***** Material shown

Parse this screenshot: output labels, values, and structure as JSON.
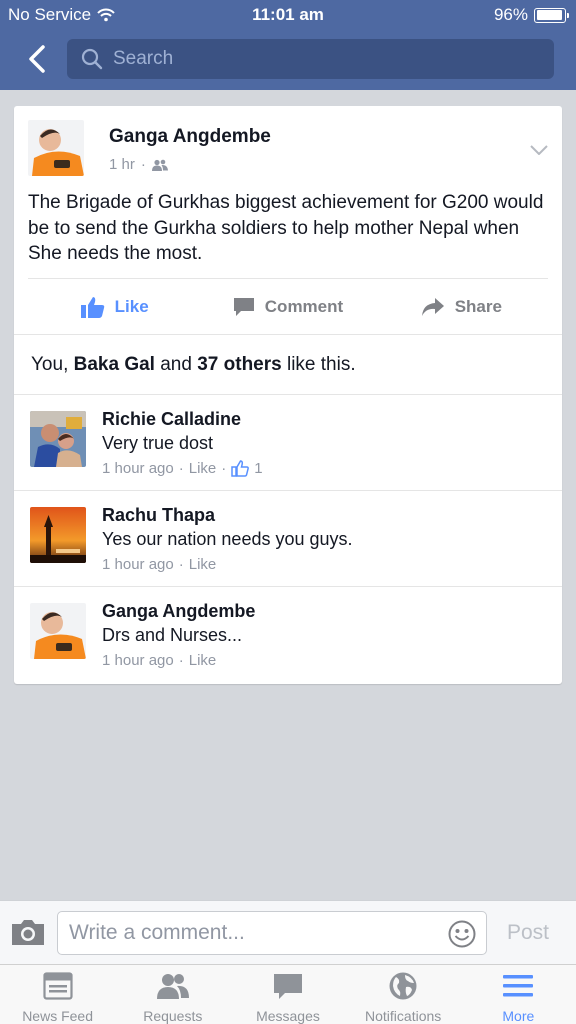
{
  "status_bar": {
    "carrier": "No Service",
    "time": "11:01 am",
    "battery": "96%",
    "battery_level": 0.96
  },
  "header": {
    "search_placeholder": "Search"
  },
  "post": {
    "author": "Ganga Angdembe",
    "time": "1 hr",
    "text": "The Brigade of Gurkhas biggest achievement for G200 would be to send the Gurkha soldiers to help mother Nepal when She needs the most.",
    "actions": {
      "like": "Like",
      "comment": "Comment",
      "share": "Share"
    },
    "likes": {
      "prefix": "You, ",
      "name": "Baka Gal",
      "middle": " and ",
      "others": "37 others",
      "suffix": " like this."
    }
  },
  "comments": [
    {
      "author": "Richie Calladine",
      "text": "Very true dost",
      "time": "1 hour ago",
      "like_label": "Like",
      "like_count": "1"
    },
    {
      "author": "Rachu Thapa",
      "text": "Yes our nation needs you guys.",
      "time": "1 hour ago",
      "like_label": "Like"
    },
    {
      "author": "Ganga Angdembe",
      "text": "Drs and Nurses...",
      "time": "1 hour ago",
      "like_label": "Like"
    }
  ],
  "composer": {
    "placeholder": "Write a comment...",
    "post_label": "Post"
  },
  "tabs": [
    {
      "label": "News Feed",
      "icon": "news-feed-icon"
    },
    {
      "label": "Requests",
      "icon": "requests-icon"
    },
    {
      "label": "Messages",
      "icon": "messages-icon"
    },
    {
      "label": "Notifications",
      "icon": "globe-icon"
    },
    {
      "label": "More",
      "icon": "menu-icon",
      "active": true
    }
  ],
  "colors": {
    "brand": "#4e69a2",
    "accent": "#5890ff",
    "background": "#d4d7dc",
    "muted": "#9197a3"
  }
}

**********

◆ **Directive**
Without including the pictures, return each record above exactly as it stands.

◆ **Task answer**
Parse this screenshot: output labels, values, and structure as JSON.
{
  "status_bar": {
    "carrier": "No Service",
    "time": "11:01 am",
    "battery": "96%",
    "battery_level": 0.96
  },
  "header": {
    "search_placeholder": "Search"
  },
  "post": {
    "author": "Ganga Angdembe",
    "time": "1 hr",
    "text": "The Brigade of Gurkhas biggest achievement for G200 would be to send the Gurkha soldiers to help mother Nepal when She needs the most.",
    "actions": {
      "like": "Like",
      "comment": "Comment",
      "share": "Share"
    },
    "likes": {
      "prefix": "You, ",
      "name": "Baka Gal",
      "middle": " and ",
      "others": "37 others",
      "suffix": " like this."
    }
  },
  "comments": [
    {
      "author": "Richie Calladine",
      "text": "Very true dost",
      "time": "1 hour ago",
      "like_label": "Like",
      "like_count": "1"
    },
    {
      "author": "Rachu Thapa",
      "text": "Yes our nation needs you guys.",
      "time": "1 hour ago",
      "like_label": "Like"
    },
    {
      "author": "Ganga Angdembe",
      "text": "Drs and Nurses...",
      "time": "1 hour ago",
      "like_label": "Like"
    }
  ],
  "composer": {
    "placeholder": "Write a comment...",
    "post_label": "Post"
  },
  "tabs": [
    {
      "label": "News Feed",
      "icon": "news-feed-icon"
    },
    {
      "label": "Requests",
      "icon": "requests-icon"
    },
    {
      "label": "Messages",
      "icon": "messages-icon"
    },
    {
      "label": "Notifications",
      "icon": "globe-icon"
    },
    {
      "label": "More",
      "icon": "menu-icon",
      "active": true
    }
  ],
  "colors": {
    "brand": "#4e69a2",
    "accent": "#5890ff",
    "background": "#d4d7dc",
    "muted": "#9197a3"
  }
}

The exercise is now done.